### Task objective
Copy every row below word for word, keeping each line unchanged.

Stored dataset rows
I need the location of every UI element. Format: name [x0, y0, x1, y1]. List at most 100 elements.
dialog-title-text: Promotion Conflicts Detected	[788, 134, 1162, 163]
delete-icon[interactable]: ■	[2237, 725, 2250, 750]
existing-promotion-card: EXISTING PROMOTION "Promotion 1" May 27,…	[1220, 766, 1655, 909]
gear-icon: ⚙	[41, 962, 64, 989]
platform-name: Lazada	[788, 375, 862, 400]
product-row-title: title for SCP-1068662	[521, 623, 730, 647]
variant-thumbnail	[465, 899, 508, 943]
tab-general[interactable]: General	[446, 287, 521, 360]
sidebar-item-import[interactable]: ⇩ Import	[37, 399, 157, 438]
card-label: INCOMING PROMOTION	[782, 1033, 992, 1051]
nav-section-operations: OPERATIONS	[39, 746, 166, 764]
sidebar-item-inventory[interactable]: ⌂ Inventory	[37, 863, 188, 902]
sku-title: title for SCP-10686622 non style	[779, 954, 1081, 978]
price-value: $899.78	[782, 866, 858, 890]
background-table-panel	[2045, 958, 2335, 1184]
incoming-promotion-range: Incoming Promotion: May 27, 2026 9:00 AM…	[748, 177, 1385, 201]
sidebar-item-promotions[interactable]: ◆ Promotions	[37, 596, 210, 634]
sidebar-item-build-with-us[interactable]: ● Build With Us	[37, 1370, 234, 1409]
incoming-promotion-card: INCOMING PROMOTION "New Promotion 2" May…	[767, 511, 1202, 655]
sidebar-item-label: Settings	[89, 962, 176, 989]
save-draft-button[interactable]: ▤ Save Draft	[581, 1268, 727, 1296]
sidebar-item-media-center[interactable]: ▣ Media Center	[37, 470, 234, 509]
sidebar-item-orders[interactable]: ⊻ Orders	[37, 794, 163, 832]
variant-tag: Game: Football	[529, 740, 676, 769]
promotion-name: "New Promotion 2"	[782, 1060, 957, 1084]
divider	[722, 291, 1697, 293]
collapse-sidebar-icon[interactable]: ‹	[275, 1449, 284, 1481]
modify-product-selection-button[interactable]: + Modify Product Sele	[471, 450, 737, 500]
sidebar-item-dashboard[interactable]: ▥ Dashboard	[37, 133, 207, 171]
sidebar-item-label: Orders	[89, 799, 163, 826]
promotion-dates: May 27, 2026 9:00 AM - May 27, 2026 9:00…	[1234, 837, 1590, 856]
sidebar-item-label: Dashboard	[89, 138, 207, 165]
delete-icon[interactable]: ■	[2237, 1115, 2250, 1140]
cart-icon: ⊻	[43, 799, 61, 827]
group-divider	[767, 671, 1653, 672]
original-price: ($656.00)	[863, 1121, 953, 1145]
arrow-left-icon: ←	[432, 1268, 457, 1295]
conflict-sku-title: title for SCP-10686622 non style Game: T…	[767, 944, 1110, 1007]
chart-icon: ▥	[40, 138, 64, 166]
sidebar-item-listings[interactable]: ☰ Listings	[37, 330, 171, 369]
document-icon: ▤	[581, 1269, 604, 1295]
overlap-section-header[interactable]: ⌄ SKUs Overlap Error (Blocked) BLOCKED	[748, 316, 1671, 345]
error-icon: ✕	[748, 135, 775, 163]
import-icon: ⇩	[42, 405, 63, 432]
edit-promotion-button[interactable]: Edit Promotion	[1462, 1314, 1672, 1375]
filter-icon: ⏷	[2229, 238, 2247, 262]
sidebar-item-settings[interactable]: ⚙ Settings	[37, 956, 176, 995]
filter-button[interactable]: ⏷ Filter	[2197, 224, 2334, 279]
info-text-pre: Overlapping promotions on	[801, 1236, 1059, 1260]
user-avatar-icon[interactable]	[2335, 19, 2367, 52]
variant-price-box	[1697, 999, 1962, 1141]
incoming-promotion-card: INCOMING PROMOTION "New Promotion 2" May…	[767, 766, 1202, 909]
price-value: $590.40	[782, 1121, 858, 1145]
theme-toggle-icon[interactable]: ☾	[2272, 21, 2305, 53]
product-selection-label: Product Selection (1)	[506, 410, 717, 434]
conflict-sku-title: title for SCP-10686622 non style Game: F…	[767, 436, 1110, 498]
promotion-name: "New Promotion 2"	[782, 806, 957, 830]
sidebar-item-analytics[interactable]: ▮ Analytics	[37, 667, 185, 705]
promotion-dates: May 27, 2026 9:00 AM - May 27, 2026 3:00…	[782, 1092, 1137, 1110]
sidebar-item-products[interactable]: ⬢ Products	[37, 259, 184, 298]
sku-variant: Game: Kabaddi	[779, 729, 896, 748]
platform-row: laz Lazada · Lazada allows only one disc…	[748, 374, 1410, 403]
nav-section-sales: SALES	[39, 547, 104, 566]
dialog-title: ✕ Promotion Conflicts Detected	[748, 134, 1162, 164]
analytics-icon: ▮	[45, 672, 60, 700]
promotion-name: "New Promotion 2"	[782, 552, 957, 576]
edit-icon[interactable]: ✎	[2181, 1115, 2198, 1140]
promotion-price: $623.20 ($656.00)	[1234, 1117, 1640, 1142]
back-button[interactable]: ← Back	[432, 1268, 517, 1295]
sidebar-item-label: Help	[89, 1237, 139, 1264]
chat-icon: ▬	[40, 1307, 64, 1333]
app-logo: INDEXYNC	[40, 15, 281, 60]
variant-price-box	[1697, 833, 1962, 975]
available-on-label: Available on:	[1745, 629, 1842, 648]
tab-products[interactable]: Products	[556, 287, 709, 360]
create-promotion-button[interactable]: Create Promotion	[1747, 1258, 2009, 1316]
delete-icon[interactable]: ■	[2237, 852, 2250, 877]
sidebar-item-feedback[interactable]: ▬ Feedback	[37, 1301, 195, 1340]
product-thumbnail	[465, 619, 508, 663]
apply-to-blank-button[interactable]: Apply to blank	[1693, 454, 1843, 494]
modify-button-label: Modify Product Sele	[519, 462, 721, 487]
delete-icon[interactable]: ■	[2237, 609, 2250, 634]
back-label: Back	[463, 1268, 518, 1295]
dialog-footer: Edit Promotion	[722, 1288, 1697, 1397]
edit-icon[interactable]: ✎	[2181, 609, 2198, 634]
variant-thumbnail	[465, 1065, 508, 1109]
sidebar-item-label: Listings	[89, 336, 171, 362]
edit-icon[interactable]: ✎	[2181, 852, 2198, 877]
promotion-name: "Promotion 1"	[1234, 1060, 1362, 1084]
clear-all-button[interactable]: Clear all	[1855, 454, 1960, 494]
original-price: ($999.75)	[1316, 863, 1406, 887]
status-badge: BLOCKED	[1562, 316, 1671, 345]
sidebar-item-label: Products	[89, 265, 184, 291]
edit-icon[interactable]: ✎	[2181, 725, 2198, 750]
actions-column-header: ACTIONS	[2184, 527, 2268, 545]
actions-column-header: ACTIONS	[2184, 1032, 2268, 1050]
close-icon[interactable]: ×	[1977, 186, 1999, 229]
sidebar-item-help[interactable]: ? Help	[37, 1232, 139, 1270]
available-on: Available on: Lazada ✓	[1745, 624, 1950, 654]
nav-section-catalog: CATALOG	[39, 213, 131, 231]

### Response to this exercise
I need the location of every UI element. Format: name [x0, y0, x1, y1]. List at most 100 elements.
dialog-title-text: Promotion Conflicts Detected	[788, 134, 1162, 163]
delete-icon[interactable]: ■	[2237, 725, 2250, 750]
existing-promotion-card: EXISTING PROMOTION "Promotion 1" May 27,…	[1220, 766, 1655, 909]
gear-icon: ⚙	[41, 962, 64, 989]
platform-name: Lazada	[788, 375, 862, 400]
product-row-title: title for SCP-1068662	[521, 623, 730, 647]
variant-thumbnail	[465, 899, 508, 943]
tab-general[interactable]: General	[446, 287, 521, 360]
sidebar-item-import[interactable]: ⇩ Import	[37, 399, 157, 438]
card-label: INCOMING PROMOTION	[782, 1033, 992, 1051]
nav-section-operations: OPERATIONS	[39, 746, 166, 764]
sidebar-item-inventory[interactable]: ⌂ Inventory	[37, 863, 188, 902]
sku-title: title for SCP-10686622 non style	[779, 954, 1081, 978]
price-value: $899.78	[782, 866, 858, 890]
background-table-panel	[2045, 958, 2335, 1184]
incoming-promotion-range: Incoming Promotion: May 27, 2026 9:00 AM…	[748, 177, 1385, 201]
sidebar-item-promotions[interactable]: ◆ Promotions	[37, 596, 210, 634]
sidebar-item-build-with-us[interactable]: ● Build With Us	[37, 1370, 234, 1409]
incoming-promotion-card: INCOMING PROMOTION "New Promotion 2" May…	[767, 511, 1202, 655]
sidebar-item-label: Settings	[89, 962, 176, 989]
save-draft-button[interactable]: ▤ Save Draft	[581, 1268, 727, 1296]
sidebar-item-media-center[interactable]: ▣ Media Center	[37, 470, 234, 509]
sidebar-item-orders[interactable]: ⊻ Orders	[37, 794, 163, 832]
variant-tag: Game: Football	[529, 740, 676, 769]
promotion-name: "New Promotion 2"	[782, 1060, 957, 1084]
divider	[722, 291, 1697, 293]
collapse-sidebar-icon[interactable]: ‹	[275, 1449, 284, 1481]
modify-product-selection-button[interactable]: + Modify Product Sele	[471, 450, 737, 500]
sidebar-item-dashboard[interactable]: ▥ Dashboard	[37, 133, 207, 171]
sidebar-item-label: Orders	[89, 799, 163, 826]
promotion-dates: May 27, 2026 9:00 AM - May 27, 2026 9:00…	[1234, 837, 1590, 856]
sidebar-item-label: Dashboard	[89, 138, 207, 165]
delete-icon[interactable]: ■	[2237, 1115, 2250, 1140]
cart-icon: ⊻	[43, 799, 61, 827]
group-divider	[767, 671, 1653, 672]
original-price: ($656.00)	[863, 1121, 953, 1145]
arrow-left-icon: ←	[432, 1268, 457, 1295]
conflict-sku-title: title for SCP-10686622 non style Game: T…	[767, 944, 1110, 1007]
chart-icon: ▥	[40, 138, 64, 166]
sidebar-item-listings[interactable]: ☰ Listings	[37, 330, 171, 369]
document-icon: ▤	[581, 1269, 604, 1295]
overlap-section-header[interactable]: ⌄ SKUs Overlap Error (Blocked) BLOCKED	[748, 316, 1671, 345]
error-icon: ✕	[748, 135, 775, 163]
import-icon: ⇩	[42, 405, 63, 432]
edit-promotion-button[interactable]: Edit Promotion	[1462, 1314, 1672, 1375]
filter-icon: ⏷	[2229, 238, 2247, 262]
sidebar-item-settings[interactable]: ⚙ Settings	[37, 956, 176, 995]
filter-button[interactable]: ⏷ Filter	[2197, 224, 2334, 279]
info-text-pre: Overlapping promotions on	[801, 1236, 1059, 1260]
user-avatar-icon[interactable]	[2335, 19, 2367, 52]
variant-price-box	[1697, 999, 1962, 1141]
incoming-promotion-card: INCOMING PROMOTION "New Promotion 2" May…	[767, 766, 1202, 909]
price-value: $590.40	[782, 1121, 858, 1145]
theme-toggle-icon[interactable]: ☾	[2272, 21, 2305, 53]
product-selection-label: Product Selection (1)	[506, 410, 717, 434]
conflict-sku-title: title for SCP-10686622 non style Game: F…	[767, 436, 1110, 498]
promotion-name: "New Promotion 2"	[782, 806, 957, 830]
sidebar-item-analytics[interactable]: ▮ Analytics	[37, 667, 185, 705]
promotion-dates: May 27, 2026 9:00 AM - May 27, 2026 3:00…	[782, 1092, 1137, 1110]
sidebar-item-products[interactable]: ⬢ Products	[37, 259, 184, 298]
sku-variant: Game: Kabaddi	[779, 729, 896, 748]
platform-row: laz Lazada · Lazada allows only one disc…	[748, 374, 1410, 403]
nav-section-sales: SALES	[39, 547, 104, 566]
dialog-title: ✕ Promotion Conflicts Detected	[748, 134, 1162, 164]
analytics-icon: ▮	[45, 672, 60, 700]
promotion-name: "New Promotion 2"	[782, 552, 957, 576]
edit-icon[interactable]: ✎	[2181, 1115, 2198, 1140]
promotion-price: $623.20 ($656.00)	[1234, 1117, 1640, 1142]
back-button[interactable]: ← Back	[432, 1268, 517, 1295]
sidebar-item-label: Help	[89, 1237, 139, 1264]
chat-icon: ▬	[40, 1307, 64, 1333]
app-logo: INDEXYNC	[40, 15, 281, 60]
variant-price-box	[1697, 833, 1962, 975]
available-on-label: Available on:	[1745, 629, 1842, 648]
tab-products[interactable]: Products	[556, 287, 709, 360]
create-promotion-button[interactable]: Create Promotion	[1747, 1258, 2009, 1316]
delete-icon[interactable]: ■	[2237, 852, 2250, 877]
sidebar-item-feedback[interactable]: ▬ Feedback	[37, 1301, 195, 1340]
product-thumbnail	[465, 619, 508, 663]
apply-to-blank-button[interactable]: Apply to blank	[1693, 454, 1843, 494]
modify-button-label: Modify Product Sele	[519, 462, 721, 487]
delete-icon[interactable]: ■	[2237, 609, 2250, 634]
back-label: Back	[463, 1268, 518, 1295]
dialog-footer: Edit Promotion	[722, 1288, 1697, 1397]
edit-icon[interactable]: ✎	[2181, 609, 2198, 634]
variant-thumbnail	[465, 1065, 508, 1109]
sidebar-item-label: Listings	[89, 336, 171, 362]
edit-icon[interactable]: ✎	[2181, 852, 2198, 877]
promotion-name: "Promotion 1"	[1234, 1060, 1362, 1084]
clear-all-button[interactable]: Clear all	[1855, 454, 1960, 494]
original-price: ($999.75)	[1316, 863, 1406, 887]
status-badge: BLOCKED	[1562, 316, 1671, 345]
sidebar-item-label: Products	[89, 265, 184, 291]
edit-icon[interactable]: ✎	[2181, 725, 2198, 750]
actions-column-header: ACTIONS	[2184, 527, 2268, 545]
actions-column-header: ACTIONS	[2184, 1032, 2268, 1050]
close-icon[interactable]: ×	[1977, 186, 1999, 229]
sidebar-item-help[interactable]: ? Help	[37, 1232, 139, 1270]
available-on: Available on: Lazada ✓	[1745, 624, 1950, 654]
nav-section-catalog: CATALOG	[39, 213, 131, 231]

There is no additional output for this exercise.